Data tied to figure images:
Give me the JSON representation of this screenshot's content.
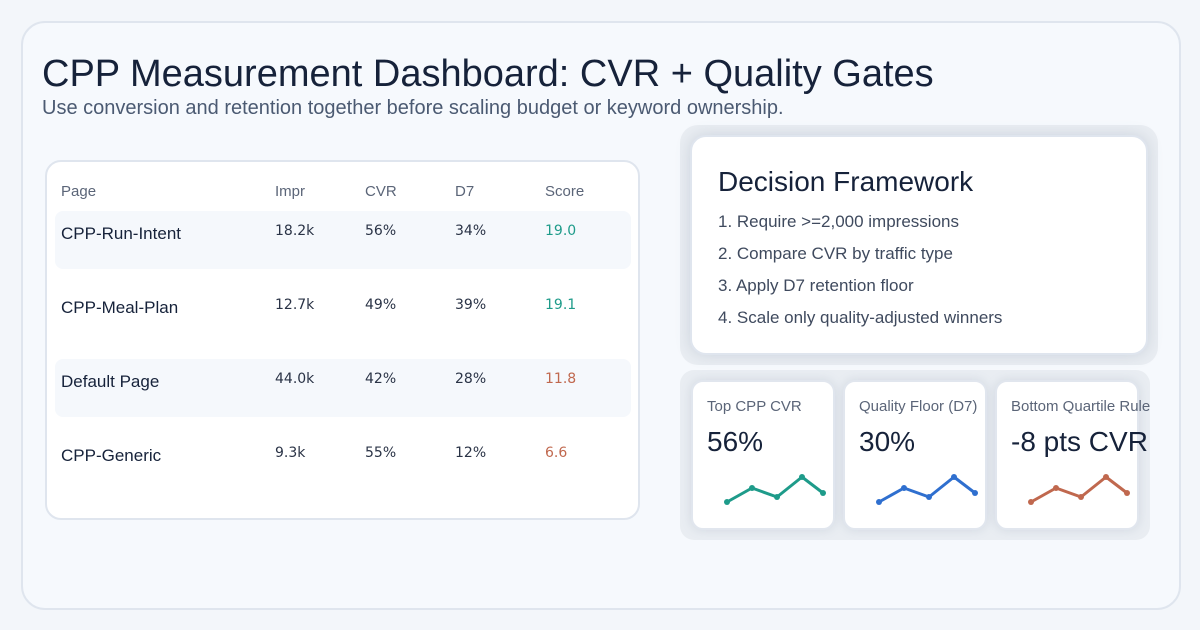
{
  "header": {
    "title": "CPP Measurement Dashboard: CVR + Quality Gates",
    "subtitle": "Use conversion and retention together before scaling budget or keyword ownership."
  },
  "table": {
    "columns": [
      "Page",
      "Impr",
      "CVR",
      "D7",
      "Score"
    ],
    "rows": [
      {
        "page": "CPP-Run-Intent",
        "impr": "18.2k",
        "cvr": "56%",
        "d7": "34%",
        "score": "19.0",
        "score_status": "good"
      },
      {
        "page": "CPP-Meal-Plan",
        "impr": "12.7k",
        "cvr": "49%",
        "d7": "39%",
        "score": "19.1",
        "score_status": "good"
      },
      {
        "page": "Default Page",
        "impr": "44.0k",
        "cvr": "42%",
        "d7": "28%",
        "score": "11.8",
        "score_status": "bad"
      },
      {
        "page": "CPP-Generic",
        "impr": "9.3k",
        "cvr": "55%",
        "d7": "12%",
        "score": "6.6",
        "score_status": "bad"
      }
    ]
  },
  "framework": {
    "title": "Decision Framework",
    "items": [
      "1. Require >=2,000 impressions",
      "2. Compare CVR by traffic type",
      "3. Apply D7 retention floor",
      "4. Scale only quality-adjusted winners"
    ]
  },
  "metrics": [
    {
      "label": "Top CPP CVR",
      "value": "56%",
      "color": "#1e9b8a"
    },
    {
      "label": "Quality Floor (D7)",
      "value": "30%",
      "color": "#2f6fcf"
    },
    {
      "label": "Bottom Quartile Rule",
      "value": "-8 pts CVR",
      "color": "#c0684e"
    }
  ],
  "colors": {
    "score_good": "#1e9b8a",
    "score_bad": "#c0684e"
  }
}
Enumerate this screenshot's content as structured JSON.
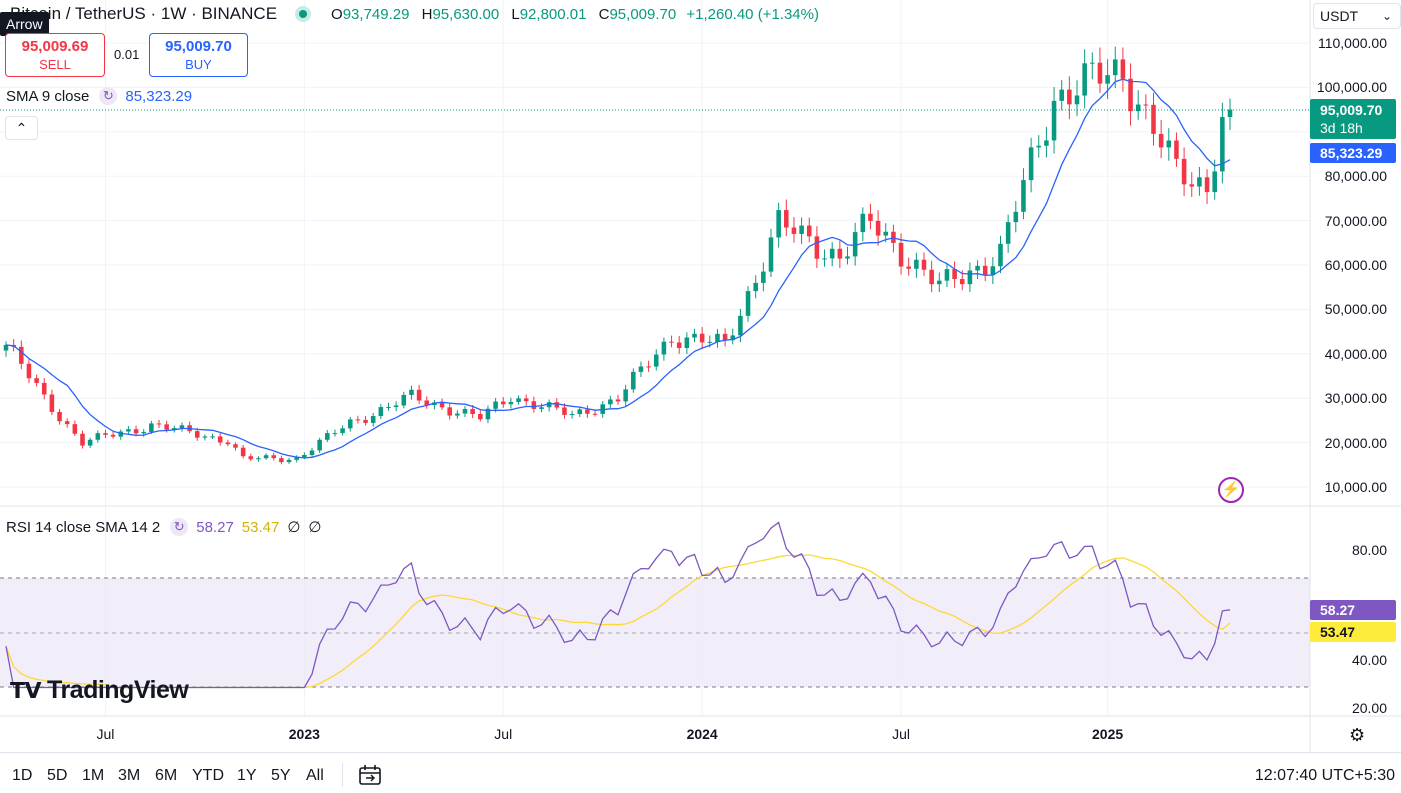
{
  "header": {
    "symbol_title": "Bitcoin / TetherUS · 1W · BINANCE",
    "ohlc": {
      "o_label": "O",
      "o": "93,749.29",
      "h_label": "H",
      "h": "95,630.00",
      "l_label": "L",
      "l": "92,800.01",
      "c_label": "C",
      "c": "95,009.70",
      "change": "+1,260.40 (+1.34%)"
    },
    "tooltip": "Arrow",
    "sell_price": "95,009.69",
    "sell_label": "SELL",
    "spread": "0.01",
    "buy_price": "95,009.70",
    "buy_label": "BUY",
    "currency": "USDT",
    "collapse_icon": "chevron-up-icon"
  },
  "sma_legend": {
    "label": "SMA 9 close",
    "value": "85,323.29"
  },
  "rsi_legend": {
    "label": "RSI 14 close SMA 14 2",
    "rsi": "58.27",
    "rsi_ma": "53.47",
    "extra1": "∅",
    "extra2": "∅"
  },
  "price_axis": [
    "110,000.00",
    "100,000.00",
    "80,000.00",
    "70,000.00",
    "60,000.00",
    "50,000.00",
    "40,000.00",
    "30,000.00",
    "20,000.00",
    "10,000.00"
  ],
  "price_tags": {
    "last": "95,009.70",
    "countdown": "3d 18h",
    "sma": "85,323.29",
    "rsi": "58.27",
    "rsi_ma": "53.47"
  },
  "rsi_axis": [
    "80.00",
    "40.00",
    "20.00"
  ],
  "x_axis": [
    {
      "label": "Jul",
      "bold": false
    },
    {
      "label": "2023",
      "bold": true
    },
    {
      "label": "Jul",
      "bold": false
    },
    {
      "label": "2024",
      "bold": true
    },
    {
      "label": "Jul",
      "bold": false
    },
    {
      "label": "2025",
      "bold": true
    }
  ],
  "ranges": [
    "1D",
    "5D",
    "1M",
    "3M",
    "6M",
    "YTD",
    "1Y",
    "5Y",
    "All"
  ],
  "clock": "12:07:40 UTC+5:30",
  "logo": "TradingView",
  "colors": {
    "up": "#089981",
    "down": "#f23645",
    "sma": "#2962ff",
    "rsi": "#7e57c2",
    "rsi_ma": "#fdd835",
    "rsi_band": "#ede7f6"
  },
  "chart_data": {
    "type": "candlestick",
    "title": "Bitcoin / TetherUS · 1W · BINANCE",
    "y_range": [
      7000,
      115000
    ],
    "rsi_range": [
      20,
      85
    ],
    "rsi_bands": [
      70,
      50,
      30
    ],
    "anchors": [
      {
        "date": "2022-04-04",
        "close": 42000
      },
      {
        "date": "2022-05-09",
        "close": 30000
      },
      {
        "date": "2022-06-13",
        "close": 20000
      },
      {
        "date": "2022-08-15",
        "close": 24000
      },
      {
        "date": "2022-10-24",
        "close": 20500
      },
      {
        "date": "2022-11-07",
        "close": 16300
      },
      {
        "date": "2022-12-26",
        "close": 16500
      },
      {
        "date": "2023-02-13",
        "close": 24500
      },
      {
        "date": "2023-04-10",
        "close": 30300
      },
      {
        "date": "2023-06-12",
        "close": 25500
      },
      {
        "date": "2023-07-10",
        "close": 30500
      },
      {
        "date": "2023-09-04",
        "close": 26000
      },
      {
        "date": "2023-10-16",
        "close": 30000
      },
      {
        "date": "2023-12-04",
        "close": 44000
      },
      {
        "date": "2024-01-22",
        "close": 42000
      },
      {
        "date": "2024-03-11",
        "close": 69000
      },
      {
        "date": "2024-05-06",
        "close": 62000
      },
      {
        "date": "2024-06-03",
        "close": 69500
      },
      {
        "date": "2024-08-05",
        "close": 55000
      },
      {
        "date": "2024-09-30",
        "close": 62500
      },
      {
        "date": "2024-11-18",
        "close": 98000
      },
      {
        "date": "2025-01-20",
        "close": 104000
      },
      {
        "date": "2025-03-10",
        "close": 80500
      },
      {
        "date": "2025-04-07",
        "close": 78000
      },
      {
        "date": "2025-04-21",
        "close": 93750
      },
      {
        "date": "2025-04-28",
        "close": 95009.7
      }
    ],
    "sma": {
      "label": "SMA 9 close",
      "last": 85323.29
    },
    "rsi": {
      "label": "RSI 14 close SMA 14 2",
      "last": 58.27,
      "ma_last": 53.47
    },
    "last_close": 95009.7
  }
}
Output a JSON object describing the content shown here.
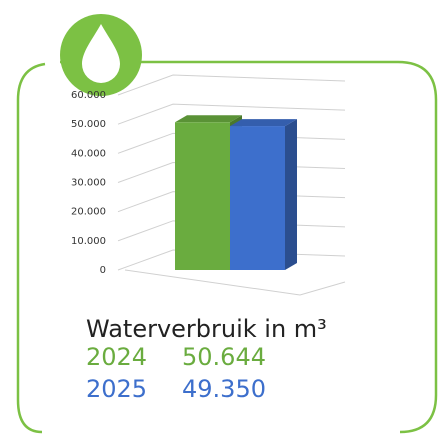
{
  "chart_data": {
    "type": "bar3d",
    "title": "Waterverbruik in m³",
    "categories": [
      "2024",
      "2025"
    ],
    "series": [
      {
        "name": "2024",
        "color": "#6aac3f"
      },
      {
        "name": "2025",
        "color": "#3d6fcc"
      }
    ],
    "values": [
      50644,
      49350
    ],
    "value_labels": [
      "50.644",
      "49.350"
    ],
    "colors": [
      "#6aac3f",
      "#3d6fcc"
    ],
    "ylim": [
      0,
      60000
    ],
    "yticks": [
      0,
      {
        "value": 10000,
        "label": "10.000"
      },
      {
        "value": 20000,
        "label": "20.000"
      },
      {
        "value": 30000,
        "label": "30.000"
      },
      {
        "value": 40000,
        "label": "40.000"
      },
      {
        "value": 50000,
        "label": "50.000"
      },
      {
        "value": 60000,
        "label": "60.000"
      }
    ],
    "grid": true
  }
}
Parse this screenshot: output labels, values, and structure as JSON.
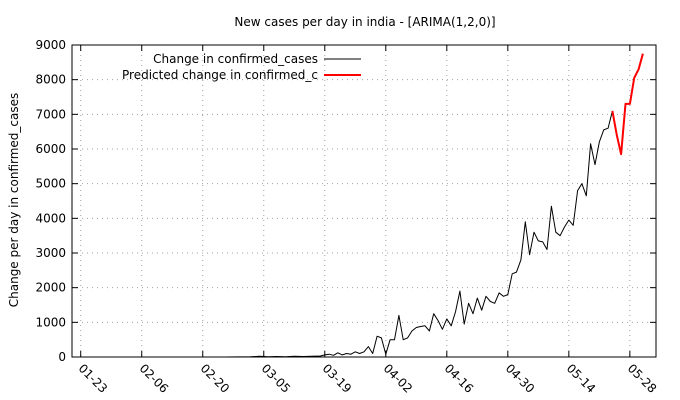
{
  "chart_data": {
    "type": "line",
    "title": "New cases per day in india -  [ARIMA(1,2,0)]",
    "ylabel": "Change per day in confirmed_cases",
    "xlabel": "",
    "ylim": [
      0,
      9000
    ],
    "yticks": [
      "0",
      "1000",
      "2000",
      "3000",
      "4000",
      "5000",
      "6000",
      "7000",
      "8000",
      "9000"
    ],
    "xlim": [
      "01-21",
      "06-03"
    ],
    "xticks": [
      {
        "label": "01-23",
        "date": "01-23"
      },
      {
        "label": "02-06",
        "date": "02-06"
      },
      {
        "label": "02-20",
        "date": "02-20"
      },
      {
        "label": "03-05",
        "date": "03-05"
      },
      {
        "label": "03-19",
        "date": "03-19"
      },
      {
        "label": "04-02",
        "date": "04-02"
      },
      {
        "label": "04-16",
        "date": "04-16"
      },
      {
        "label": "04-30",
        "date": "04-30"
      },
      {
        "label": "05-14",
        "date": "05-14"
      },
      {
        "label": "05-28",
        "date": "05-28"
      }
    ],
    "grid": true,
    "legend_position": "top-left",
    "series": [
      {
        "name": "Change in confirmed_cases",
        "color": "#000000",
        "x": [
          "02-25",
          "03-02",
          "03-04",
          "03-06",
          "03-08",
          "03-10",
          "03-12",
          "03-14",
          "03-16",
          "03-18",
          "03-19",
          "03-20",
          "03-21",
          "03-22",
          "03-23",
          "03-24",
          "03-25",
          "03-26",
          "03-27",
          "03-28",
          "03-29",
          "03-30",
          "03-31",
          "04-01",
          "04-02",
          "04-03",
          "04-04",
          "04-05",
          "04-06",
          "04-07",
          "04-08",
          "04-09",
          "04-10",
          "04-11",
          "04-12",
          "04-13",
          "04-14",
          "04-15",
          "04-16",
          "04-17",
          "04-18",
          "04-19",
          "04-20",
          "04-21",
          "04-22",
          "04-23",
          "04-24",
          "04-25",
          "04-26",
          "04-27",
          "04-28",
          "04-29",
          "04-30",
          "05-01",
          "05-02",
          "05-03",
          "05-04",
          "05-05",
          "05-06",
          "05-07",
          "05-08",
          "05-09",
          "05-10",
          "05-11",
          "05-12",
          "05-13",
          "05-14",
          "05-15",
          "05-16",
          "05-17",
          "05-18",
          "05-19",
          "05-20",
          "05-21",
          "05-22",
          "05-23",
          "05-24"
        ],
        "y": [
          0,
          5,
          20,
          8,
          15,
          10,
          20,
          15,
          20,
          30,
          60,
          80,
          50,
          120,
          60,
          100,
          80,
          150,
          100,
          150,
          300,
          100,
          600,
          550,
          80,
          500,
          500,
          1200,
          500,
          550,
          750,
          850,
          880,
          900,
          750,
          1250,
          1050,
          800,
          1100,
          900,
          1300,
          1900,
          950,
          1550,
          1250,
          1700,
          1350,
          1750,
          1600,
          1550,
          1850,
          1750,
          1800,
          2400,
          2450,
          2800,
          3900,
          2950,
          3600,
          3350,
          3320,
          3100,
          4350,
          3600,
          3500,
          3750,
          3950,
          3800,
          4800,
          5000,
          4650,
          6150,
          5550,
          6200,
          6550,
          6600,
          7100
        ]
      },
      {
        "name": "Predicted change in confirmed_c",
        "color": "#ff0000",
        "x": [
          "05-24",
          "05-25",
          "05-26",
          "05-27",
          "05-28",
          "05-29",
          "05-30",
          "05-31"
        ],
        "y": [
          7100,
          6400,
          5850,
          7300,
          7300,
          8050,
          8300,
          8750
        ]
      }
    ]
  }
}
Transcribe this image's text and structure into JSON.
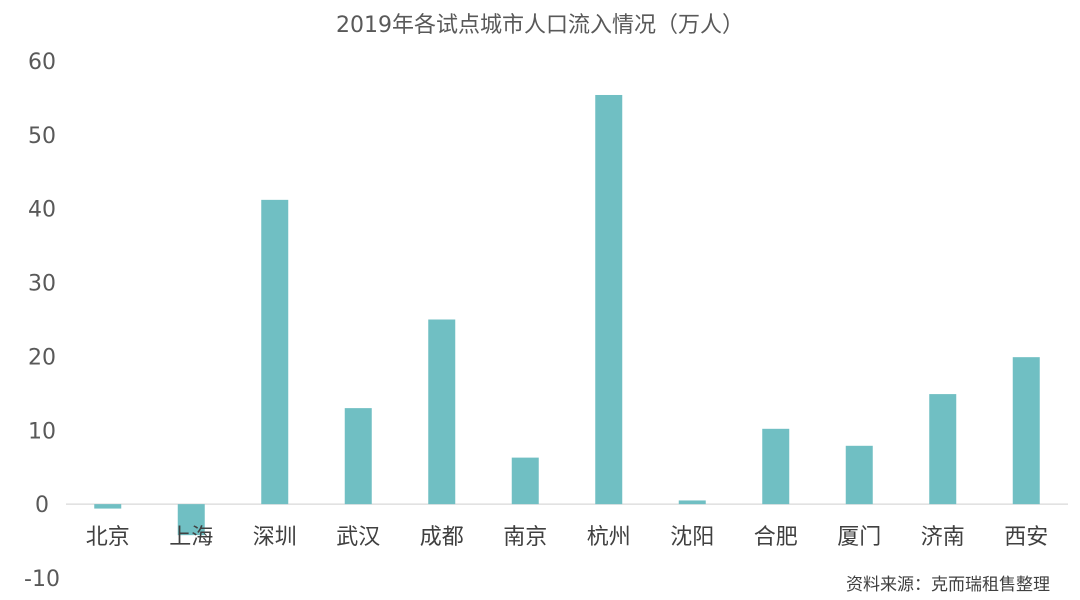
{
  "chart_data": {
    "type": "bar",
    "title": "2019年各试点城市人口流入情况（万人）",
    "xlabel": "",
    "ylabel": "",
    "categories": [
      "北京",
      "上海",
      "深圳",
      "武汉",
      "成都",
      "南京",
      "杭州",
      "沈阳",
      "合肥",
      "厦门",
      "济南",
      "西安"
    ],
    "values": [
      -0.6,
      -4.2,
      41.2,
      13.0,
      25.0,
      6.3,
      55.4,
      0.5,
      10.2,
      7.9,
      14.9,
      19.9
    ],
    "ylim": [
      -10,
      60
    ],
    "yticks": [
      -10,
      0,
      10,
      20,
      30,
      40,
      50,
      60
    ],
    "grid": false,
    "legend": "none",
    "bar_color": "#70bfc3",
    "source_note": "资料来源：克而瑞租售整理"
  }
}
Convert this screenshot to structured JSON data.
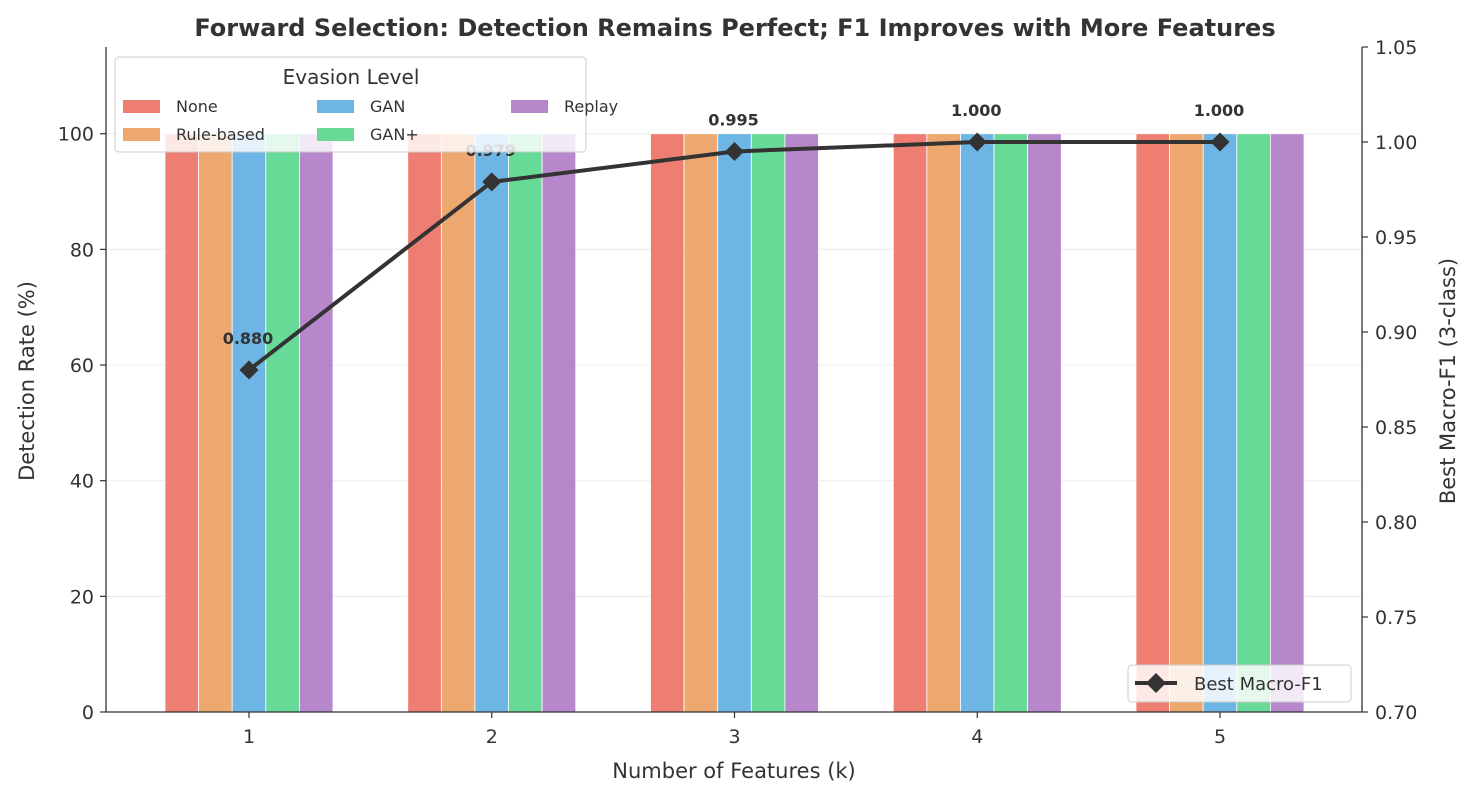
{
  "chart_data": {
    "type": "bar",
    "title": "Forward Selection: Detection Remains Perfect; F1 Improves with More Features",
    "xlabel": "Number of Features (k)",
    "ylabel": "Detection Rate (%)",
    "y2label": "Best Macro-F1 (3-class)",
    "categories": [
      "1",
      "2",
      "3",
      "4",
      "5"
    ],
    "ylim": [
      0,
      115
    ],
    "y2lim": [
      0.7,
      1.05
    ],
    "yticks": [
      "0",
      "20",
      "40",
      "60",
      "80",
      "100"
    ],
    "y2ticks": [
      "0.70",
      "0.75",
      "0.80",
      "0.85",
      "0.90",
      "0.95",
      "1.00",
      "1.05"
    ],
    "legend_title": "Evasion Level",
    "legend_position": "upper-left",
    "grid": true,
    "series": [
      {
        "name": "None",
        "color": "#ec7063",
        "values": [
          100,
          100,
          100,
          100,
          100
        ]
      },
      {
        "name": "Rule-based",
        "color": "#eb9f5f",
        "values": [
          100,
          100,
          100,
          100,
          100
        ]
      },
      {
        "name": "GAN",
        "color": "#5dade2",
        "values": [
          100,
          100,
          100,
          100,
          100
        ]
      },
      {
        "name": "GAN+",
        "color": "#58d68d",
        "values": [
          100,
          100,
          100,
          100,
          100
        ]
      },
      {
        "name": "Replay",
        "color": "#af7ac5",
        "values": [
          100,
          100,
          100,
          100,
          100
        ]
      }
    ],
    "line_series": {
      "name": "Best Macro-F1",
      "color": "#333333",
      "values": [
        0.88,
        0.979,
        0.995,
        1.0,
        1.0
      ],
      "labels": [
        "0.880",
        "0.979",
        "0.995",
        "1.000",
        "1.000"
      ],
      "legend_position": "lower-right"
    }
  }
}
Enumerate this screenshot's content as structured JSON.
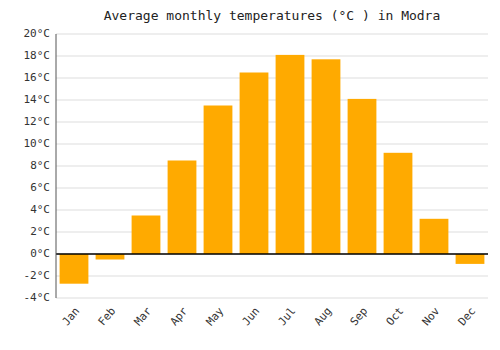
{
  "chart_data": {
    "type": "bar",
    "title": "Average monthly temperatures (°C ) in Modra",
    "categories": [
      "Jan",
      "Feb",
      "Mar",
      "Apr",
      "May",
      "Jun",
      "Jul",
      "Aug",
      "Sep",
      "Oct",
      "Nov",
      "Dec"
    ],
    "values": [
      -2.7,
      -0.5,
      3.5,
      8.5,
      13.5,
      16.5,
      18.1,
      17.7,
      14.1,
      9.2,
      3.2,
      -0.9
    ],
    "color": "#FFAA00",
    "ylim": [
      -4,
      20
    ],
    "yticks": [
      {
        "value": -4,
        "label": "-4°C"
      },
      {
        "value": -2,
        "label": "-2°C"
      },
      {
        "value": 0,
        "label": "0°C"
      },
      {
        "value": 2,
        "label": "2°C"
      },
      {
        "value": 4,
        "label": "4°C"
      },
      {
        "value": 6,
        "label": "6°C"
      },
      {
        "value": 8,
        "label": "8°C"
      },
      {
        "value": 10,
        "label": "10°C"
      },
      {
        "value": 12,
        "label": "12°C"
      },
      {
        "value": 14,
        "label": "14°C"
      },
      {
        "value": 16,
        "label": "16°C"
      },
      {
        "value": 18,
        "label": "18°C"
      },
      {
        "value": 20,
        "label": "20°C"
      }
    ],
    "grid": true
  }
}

== Aim of the exercise ==
Reproduce every line of the listing above in which the string "Detection" appears.

== Answer ==
    "title": "Forward Selection: Detection Remains Perfect; F1 Improves with More Features",
    "ylabel": "Detection Rate (%)",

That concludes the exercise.